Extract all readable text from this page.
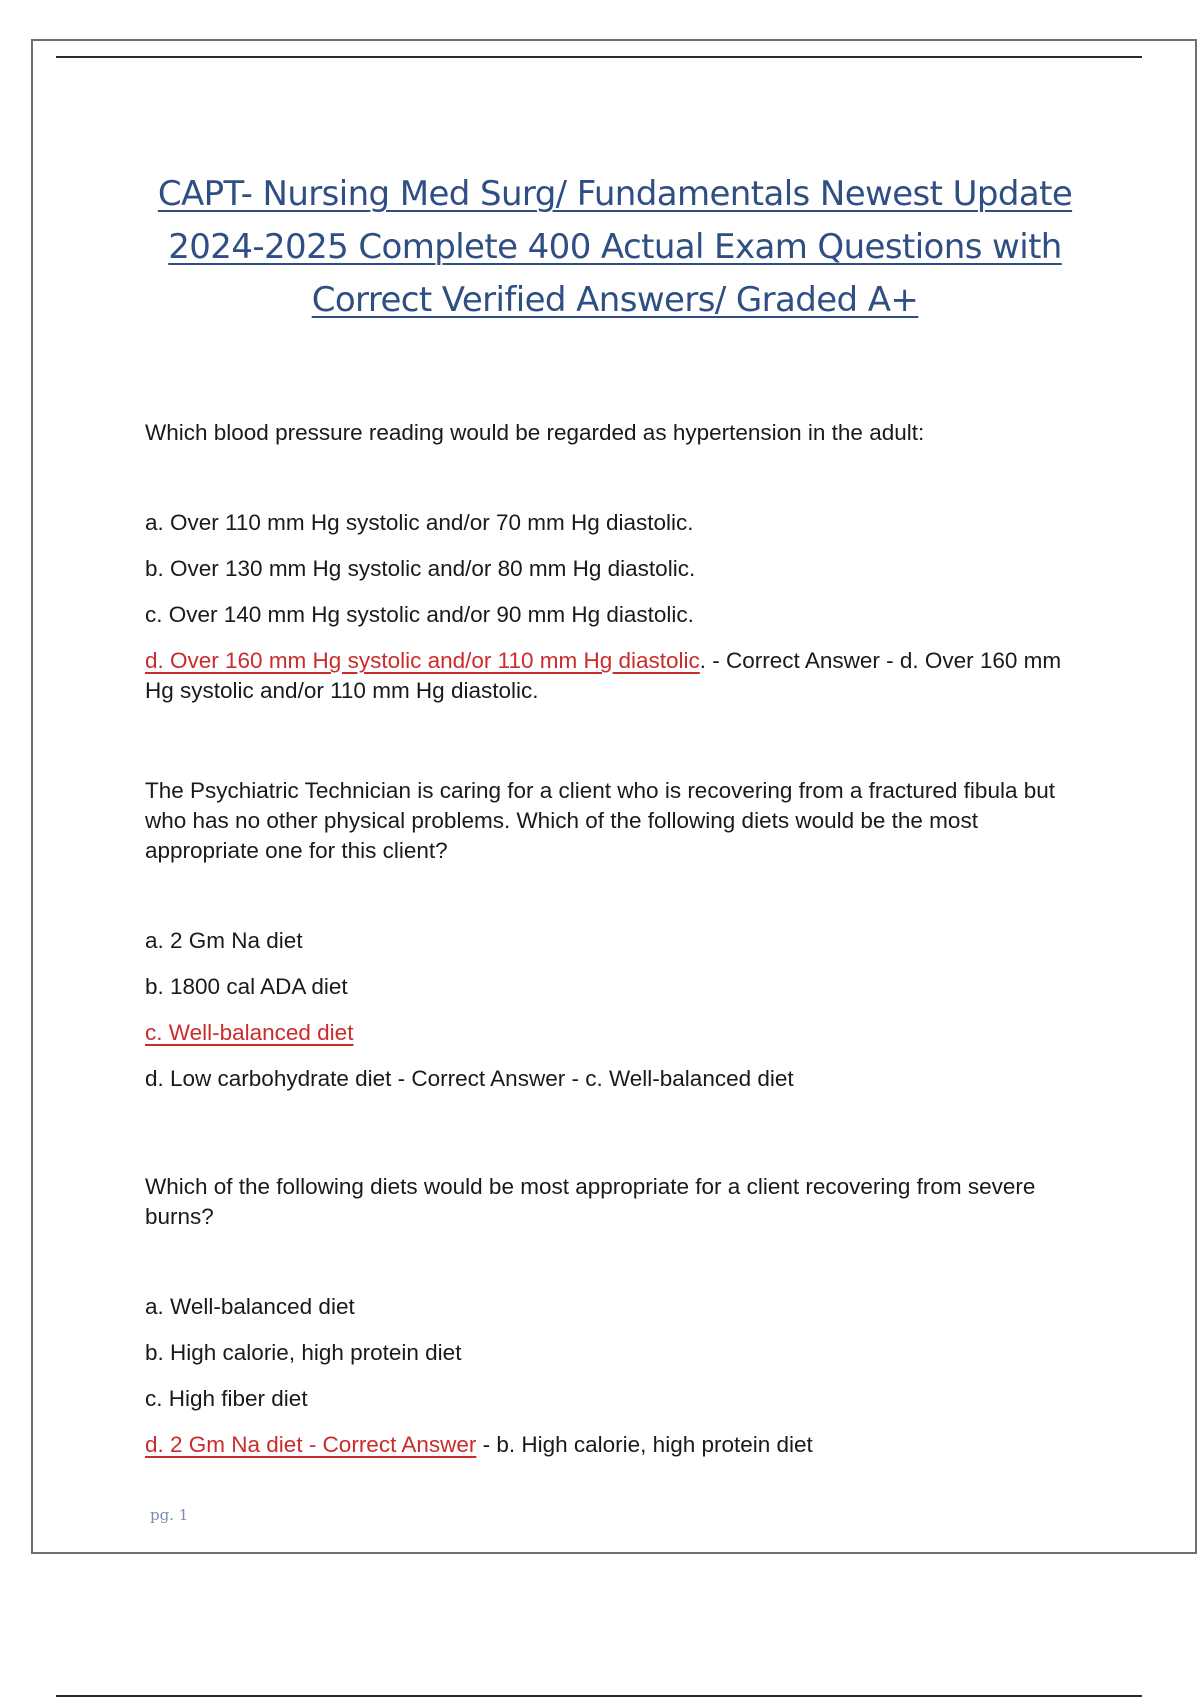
CAPT- Nursing Med Surg/ Fundamentals Newest Update
2024-2025 Complete 400 Actual Exam Questions with
Correct Verified Answers/ Graded A+

Which blood pressure reading would be regarded as hypertension in the adult:

a. Over 110 mm Hg systolic and/or 70 mm Hg diastolic.
b. Over 130 mm Hg systolic and/or 80 mm Hg diastolic.
c. Over 140 mm Hg systolic and/or 90 mm Hg diastolic.
d. Over 160 mm Hg systolic and/or 110 mm Hg diastolic. - Correct Answer - d. Over 160 mm Hg systolic and/or 110 mm Hg diastolic.

The Psychiatric Technician is caring for a client who is recovering from a fractured fibula but who has no other physical problems. Which of the following diets would be the most appropriate one for this client?

a. 2 Gm Na diet
b. 1800 cal ADA diet
c. Well-balanced diet
d. Low carbohydrate diet - Correct Answer - c. Well-balanced diet

Which of the following diets would be most appropriate for a client recovering from severe burns?

a. Well-balanced diet
b. High calorie, high protein diet
c. High fiber diet
d. 2 Gm Na diet - Correct Answer - b. High calorie, high protein diet
pg. 1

## YOUR ASSIGNMENT
Transcribe each record above exactly, leaving every picture out of the copy.

## RESPONSE TO THIS EXERCISE
Extract all readable text from this page.
CAPT- Nursing Med Surg/ Fundamentals Newest Update
2024-2025 Complete 400 Actual Exam Questions with
Correct Verified Answers/ Graded A+

Which blood pressure reading would be regarded as hypertension in the adult:

a. Over 110 mm Hg systolic and/or 70 mm Hg diastolic.
b. Over 130 mm Hg systolic and/or 80 mm Hg diastolic.
c. Over 140 mm Hg systolic and/or 90 mm Hg diastolic.
d. Over 160 mm Hg systolic and/or 110 mm Hg diastolic. - Correct Answer - d. Over 160 mm Hg systolic and/or 110 mm Hg diastolic.

The Psychiatric Technician is caring for a client who is recovering from a fractured fibula but who has no other physical problems. Which of the following diets would be the most appropriate one for this client?

a. 2 Gm Na diet
b. 1800 cal ADA diet
c. Well-balanced diet
d. Low carbohydrate diet - Correct Answer - c. Well-balanced diet

Which of the following diets would be most appropriate for a client recovering from severe burns?

a. Well-balanced diet
b. High calorie, high protein diet
c. High fiber diet
d. 2 Gm Na diet - Correct Answer - b. High calorie, high protein diet
pg. 1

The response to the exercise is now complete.